**Given problem**
Give the data below again, word for word.

**Given entries**

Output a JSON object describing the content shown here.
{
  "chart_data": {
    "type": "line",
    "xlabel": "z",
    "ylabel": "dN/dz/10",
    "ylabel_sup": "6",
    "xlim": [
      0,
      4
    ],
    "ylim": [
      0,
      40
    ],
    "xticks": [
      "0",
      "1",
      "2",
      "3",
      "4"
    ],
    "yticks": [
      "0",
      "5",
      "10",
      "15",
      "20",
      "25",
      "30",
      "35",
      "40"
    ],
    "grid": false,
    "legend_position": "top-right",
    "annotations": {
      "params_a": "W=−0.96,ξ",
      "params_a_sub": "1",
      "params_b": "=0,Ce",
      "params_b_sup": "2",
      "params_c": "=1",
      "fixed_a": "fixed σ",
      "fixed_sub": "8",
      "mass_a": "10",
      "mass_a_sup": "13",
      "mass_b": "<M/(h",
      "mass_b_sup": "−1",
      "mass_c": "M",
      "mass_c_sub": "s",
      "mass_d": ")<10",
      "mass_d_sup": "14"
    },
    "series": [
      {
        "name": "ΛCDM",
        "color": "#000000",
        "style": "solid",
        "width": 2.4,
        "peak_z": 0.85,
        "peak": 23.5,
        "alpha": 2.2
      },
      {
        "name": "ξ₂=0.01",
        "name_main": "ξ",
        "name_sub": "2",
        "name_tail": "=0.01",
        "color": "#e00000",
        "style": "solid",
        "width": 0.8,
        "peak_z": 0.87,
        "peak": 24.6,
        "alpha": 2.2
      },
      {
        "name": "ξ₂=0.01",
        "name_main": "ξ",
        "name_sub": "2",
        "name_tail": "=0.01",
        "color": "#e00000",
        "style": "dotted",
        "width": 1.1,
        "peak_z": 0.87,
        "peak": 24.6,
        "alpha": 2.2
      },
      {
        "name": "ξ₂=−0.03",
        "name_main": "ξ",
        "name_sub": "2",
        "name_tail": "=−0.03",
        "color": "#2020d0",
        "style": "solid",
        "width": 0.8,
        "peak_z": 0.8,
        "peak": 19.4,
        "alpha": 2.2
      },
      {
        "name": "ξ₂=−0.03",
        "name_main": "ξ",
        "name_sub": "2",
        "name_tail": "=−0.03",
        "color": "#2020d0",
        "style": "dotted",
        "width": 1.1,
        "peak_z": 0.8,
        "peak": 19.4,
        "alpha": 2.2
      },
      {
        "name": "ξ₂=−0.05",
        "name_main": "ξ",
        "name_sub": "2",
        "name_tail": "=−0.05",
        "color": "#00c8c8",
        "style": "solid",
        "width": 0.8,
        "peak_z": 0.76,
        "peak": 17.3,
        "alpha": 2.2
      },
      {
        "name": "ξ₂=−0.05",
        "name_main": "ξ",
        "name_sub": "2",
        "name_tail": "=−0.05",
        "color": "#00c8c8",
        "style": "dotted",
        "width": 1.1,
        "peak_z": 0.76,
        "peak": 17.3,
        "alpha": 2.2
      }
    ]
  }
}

**Expected answer**
Output a JSON object describing the content shown here.
{
  "chart_data": {
    "type": "line",
    "xlabel": "z",
    "ylabel": "dN/dz/10",
    "ylabel_sup": "6",
    "xlim": [
      0,
      4
    ],
    "ylim": [
      0,
      40
    ],
    "xticks": [
      "0",
      "1",
      "2",
      "3",
      "4"
    ],
    "yticks": [
      "0",
      "5",
      "10",
      "15",
      "20",
      "25",
      "30",
      "35",
      "40"
    ],
    "grid": false,
    "legend_position": "top-right",
    "annotations": {
      "params_a": "W=−0.96,ξ",
      "params_a_sub": "1",
      "params_b": "=0,Ce",
      "params_b_sup": "2",
      "params_c": "=1",
      "fixed_a": "fixed σ",
      "fixed_sub": "8",
      "mass_a": "10",
      "mass_a_sup": "13",
      "mass_b": "<M/(h",
      "mass_b_sup": "−1",
      "mass_c": "M",
      "mass_c_sub": "s",
      "mass_d": ")<10",
      "mass_d_sup": "14"
    },
    "series": [
      {
        "name": "ΛCDM",
        "color": "#000000",
        "style": "solid",
        "width": 2.4,
        "peak_z": 0.85,
        "peak": 23.5,
        "alpha": 2.2
      },
      {
        "name": "ξ₂=0.01",
        "name_main": "ξ",
        "name_sub": "2",
        "name_tail": "=0.01",
        "color": "#e00000",
        "style": "solid",
        "width": 0.8,
        "peak_z": 0.87,
        "peak": 24.6,
        "alpha": 2.2
      },
      {
        "name": "ξ₂=0.01",
        "name_main": "ξ",
        "name_sub": "2",
        "name_tail": "=0.01",
        "color": "#e00000",
        "style": "dotted",
        "width": 1.1,
        "peak_z": 0.87,
        "peak": 24.6,
        "alpha": 2.2
      },
      {
        "name": "ξ₂=−0.03",
        "name_main": "ξ",
        "name_sub": "2",
        "name_tail": "=−0.03",
        "color": "#2020d0",
        "style": "solid",
        "width": 0.8,
        "peak_z": 0.8,
        "peak": 19.4,
        "alpha": 2.2
      },
      {
        "name": "ξ₂=−0.03",
        "name_main": "ξ",
        "name_sub": "2",
        "name_tail": "=−0.03",
        "color": "#2020d0",
        "style": "dotted",
        "width": 1.1,
        "peak_z": 0.8,
        "peak": 19.4,
        "alpha": 2.2
      },
      {
        "name": "ξ₂=−0.05",
        "name_main": "ξ",
        "name_sub": "2",
        "name_tail": "=−0.05",
        "color": "#00c8c8",
        "style": "solid",
        "width": 0.8,
        "peak_z": 0.76,
        "peak": 17.3,
        "alpha": 2.2
      },
      {
        "name": "ξ₂=−0.05",
        "name_main": "ξ",
        "name_sub": "2",
        "name_tail": "=−0.05",
        "color": "#00c8c8",
        "style": "dotted",
        "width": 1.1,
        "peak_z": 0.76,
        "peak": 17.3,
        "alpha": 2.2
      }
    ]
  }
}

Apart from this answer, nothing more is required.